(Rows from a dataset)
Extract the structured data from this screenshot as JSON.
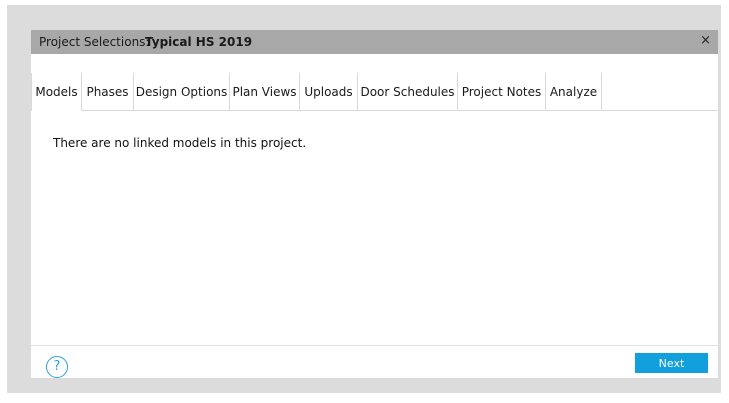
{
  "dialog": {
    "title_prefix": "Project Selections:",
    "project_name": "Typical HS 2019",
    "close_glyph": "×"
  },
  "tabs": [
    {
      "label": "Models",
      "active": true
    },
    {
      "label": "Phases",
      "active": false
    },
    {
      "label": "Design Options",
      "active": false
    },
    {
      "label": "Plan Views",
      "active": false
    },
    {
      "label": "Uploads",
      "active": false
    },
    {
      "label": "Door Schedules",
      "active": false
    },
    {
      "label": "Project Notes",
      "active": false
    },
    {
      "label": "Analyze",
      "active": false
    }
  ],
  "content": {
    "message": "There are no linked models in this project."
  },
  "footer": {
    "help_glyph": "?",
    "next_label": "Next"
  },
  "colors": {
    "accent": "#12a0dc",
    "titlebar": "#a8a8a8",
    "backdrop": "#dcdcdc"
  },
  "icons": [
    "close-icon",
    "help-icon"
  ]
}
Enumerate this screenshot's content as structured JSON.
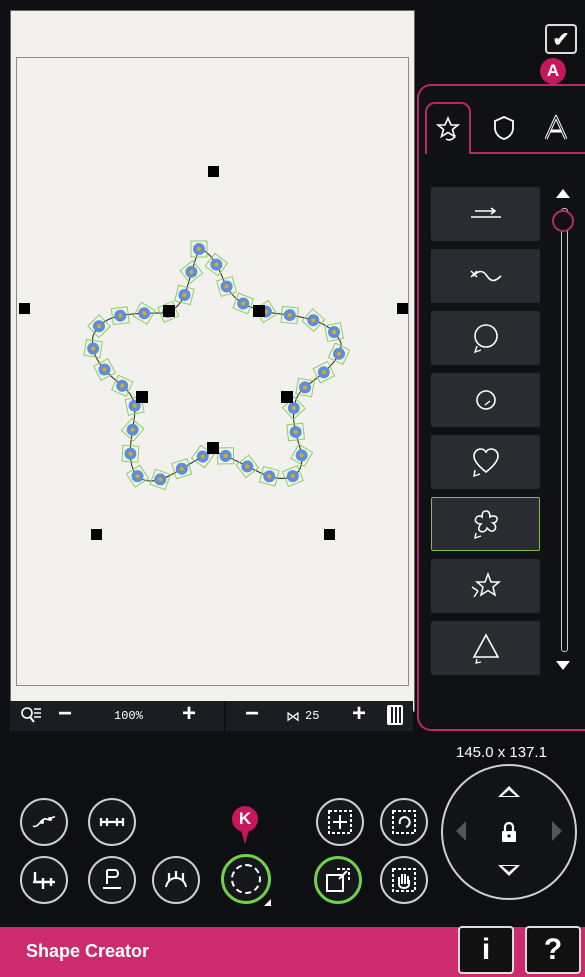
{
  "toolbar": {
    "zoom_value": "100%",
    "minus_label": "−",
    "plus_label": "+",
    "repeat_count": "25",
    "dimensions": "145.0 x 137.1"
  },
  "tabs": [
    {
      "name": "shape-tab",
      "icon": "star-rotate-icon",
      "active": true
    },
    {
      "name": "shield-tab",
      "icon": "shield-icon",
      "active": false
    },
    {
      "name": "text-tab",
      "icon": "letter-a-icon",
      "active": false
    }
  ],
  "callouts": {
    "a": "A",
    "k": "K"
  },
  "shape_list": [
    {
      "icon": "line-icon"
    },
    {
      "icon": "wave-icon"
    },
    {
      "icon": "circle-icon"
    },
    {
      "icon": "small-circle-icon"
    },
    {
      "icon": "heart-icon"
    },
    {
      "icon": "flower-icon",
      "selected": true
    },
    {
      "icon": "star-icon"
    },
    {
      "icon": "triangle-icon"
    }
  ],
  "footer": {
    "title": "Shape Creator",
    "info_label": "i",
    "help_label": "?"
  },
  "colors": {
    "accent": "#cc2b6d",
    "selection": "#6fd24a"
  }
}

→ **What is being asked**
Each line above that includes "circle" should be shown.

→ **Correct answer**
      "icon": "circle-icon"
      "icon": "small-circle-icon"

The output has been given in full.